(Collected data)
START
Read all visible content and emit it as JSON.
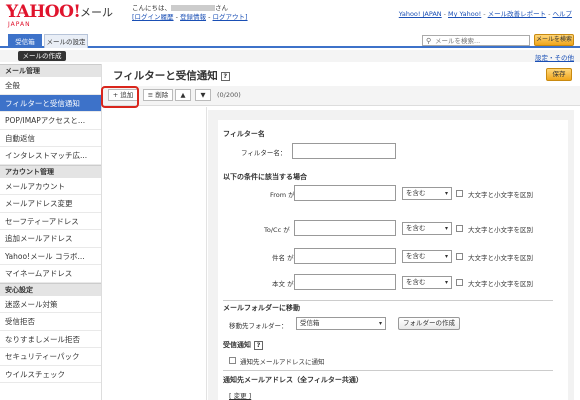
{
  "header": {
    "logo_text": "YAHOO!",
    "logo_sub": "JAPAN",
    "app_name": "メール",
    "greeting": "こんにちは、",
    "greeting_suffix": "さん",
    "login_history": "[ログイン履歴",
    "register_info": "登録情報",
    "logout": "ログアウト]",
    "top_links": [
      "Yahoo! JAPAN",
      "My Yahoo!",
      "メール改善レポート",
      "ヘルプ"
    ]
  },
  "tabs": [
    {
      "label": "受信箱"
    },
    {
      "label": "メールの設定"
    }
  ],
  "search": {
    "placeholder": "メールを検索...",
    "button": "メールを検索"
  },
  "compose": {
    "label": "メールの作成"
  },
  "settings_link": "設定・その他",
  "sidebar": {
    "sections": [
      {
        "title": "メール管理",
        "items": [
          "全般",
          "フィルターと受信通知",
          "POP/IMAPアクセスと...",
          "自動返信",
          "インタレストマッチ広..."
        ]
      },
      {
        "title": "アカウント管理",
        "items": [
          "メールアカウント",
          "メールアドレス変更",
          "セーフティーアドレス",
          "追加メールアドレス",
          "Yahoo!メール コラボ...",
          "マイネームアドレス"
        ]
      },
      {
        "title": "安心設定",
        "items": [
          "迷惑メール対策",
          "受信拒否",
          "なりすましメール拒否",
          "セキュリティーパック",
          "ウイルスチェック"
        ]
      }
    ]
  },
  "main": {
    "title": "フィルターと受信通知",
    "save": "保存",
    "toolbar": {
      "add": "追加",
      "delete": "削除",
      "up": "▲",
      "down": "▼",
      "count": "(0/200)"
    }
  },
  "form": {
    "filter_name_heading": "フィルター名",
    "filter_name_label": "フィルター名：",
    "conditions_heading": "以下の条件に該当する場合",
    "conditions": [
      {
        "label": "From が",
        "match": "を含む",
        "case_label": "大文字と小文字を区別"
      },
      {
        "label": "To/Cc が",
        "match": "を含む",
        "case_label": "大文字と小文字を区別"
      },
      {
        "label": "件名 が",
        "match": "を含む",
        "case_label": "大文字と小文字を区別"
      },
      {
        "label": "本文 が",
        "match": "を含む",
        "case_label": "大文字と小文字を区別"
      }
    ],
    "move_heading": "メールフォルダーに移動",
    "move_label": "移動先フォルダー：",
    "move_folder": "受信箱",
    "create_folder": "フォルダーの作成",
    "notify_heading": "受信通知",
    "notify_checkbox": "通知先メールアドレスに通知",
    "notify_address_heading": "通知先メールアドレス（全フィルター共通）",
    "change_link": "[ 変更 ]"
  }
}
END
*The task*: Using the data above, print every line exactly, omitting pictures.

*Written solution*:
Read all visible content and emit it as JSON.
{
  "header": {
    "logo_text": "YAHOO!",
    "logo_sub": "JAPAN",
    "app_name": "メール",
    "greeting": "こんにちは、",
    "greeting_suffix": "さん",
    "login_history": "[ログイン履歴",
    "register_info": "登録情報",
    "logout": "ログアウト]",
    "top_links": [
      "Yahoo! JAPAN",
      "My Yahoo!",
      "メール改善レポート",
      "ヘルプ"
    ]
  },
  "tabs": [
    {
      "label": "受信箱"
    },
    {
      "label": "メールの設定"
    }
  ],
  "search": {
    "placeholder": "メールを検索...",
    "button": "メールを検索"
  },
  "compose": {
    "label": "メールの作成"
  },
  "settings_link": "設定・その他",
  "sidebar": {
    "sections": [
      {
        "title": "メール管理",
        "items": [
          "全般",
          "フィルターと受信通知",
          "POP/IMAPアクセスと...",
          "自動返信",
          "インタレストマッチ広..."
        ]
      },
      {
        "title": "アカウント管理",
        "items": [
          "メールアカウント",
          "メールアドレス変更",
          "セーフティーアドレス",
          "追加メールアドレス",
          "Yahoo!メール コラボ...",
          "マイネームアドレス"
        ]
      },
      {
        "title": "安心設定",
        "items": [
          "迷惑メール対策",
          "受信拒否",
          "なりすましメール拒否",
          "セキュリティーパック",
          "ウイルスチェック"
        ]
      }
    ]
  },
  "main": {
    "title": "フィルターと受信通知",
    "save": "保存",
    "toolbar": {
      "add": "追加",
      "delete": "削除",
      "up": "▲",
      "down": "▼",
      "count": "(0/200)"
    }
  },
  "form": {
    "filter_name_heading": "フィルター名",
    "filter_name_label": "フィルター名：",
    "conditions_heading": "以下の条件に該当する場合",
    "conditions": [
      {
        "label": "From が",
        "match": "を含む",
        "case_label": "大文字と小文字を区別"
      },
      {
        "label": "To/Cc が",
        "match": "を含む",
        "case_label": "大文字と小文字を区別"
      },
      {
        "label": "件名 が",
        "match": "を含む",
        "case_label": "大文字と小文字を区別"
      },
      {
        "label": "本文 が",
        "match": "を含む",
        "case_label": "大文字と小文字を区別"
      }
    ],
    "move_heading": "メールフォルダーに移動",
    "move_label": "移動先フォルダー：",
    "move_folder": "受信箱",
    "create_folder": "フォルダーの作成",
    "notify_heading": "受信通知",
    "notify_checkbox": "通知先メールアドレスに通知",
    "notify_address_heading": "通知先メールアドレス（全フィルター共通）",
    "change_link": "[ 変更 ]"
  }
}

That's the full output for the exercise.